[Records from a collection]

----

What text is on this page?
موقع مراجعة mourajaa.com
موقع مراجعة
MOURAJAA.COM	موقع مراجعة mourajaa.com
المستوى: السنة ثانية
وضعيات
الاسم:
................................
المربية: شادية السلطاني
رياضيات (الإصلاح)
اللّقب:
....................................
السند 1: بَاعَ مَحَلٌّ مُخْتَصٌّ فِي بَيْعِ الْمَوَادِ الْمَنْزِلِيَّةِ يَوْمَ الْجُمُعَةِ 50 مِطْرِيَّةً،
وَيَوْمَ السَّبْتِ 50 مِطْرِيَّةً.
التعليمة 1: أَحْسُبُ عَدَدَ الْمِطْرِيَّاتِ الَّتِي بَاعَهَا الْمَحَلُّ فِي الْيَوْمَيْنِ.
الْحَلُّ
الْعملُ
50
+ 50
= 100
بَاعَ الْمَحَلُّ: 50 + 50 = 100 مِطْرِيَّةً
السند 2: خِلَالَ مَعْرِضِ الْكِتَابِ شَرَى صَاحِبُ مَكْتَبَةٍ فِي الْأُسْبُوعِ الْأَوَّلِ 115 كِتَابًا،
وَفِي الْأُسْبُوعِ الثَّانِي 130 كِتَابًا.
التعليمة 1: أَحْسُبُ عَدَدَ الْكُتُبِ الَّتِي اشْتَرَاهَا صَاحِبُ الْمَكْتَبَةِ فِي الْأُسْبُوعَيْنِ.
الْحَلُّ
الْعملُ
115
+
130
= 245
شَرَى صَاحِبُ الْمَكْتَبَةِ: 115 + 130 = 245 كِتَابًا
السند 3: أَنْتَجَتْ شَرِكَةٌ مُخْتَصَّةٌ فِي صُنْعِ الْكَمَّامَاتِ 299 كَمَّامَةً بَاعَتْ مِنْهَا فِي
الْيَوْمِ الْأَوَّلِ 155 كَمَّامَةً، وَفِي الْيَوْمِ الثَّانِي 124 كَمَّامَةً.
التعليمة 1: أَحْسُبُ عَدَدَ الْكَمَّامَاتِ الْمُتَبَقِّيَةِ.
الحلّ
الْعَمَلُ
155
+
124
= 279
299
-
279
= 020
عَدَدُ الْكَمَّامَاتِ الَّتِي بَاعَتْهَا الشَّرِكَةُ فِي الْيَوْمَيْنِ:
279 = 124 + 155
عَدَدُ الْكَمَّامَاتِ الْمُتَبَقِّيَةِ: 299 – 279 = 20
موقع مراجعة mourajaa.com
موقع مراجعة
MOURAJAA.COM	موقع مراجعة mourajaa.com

----

# Task goal:
For each line in the data above that contains the string "السند", extract the line.

# Finished task:
السند 1: بَاعَ مَحَلٌّ مُخْتَصٌّ فِي بَيْعِ الْمَوَادِ الْمَنْزِلِيَّةِ يَوْمَ الْجُمُعَةِ 50 مِطْرِيَّةً،
السند 2: خِلَالَ مَعْرِضِ الْكِتَابِ شَرَى صَاحِبُ مَكْتَبَةٍ فِي الْأُسْبُوعِ الْأَوَّلِ 115 كِتَابًا،
السند 3: أَنْتَجَتْ شَرِكَةٌ مُخْتَصَّةٌ فِي صُنْعِ الْكَمَّامَاتِ 299 كَمَّامَةً بَاعَتْ مِنْهَا فِي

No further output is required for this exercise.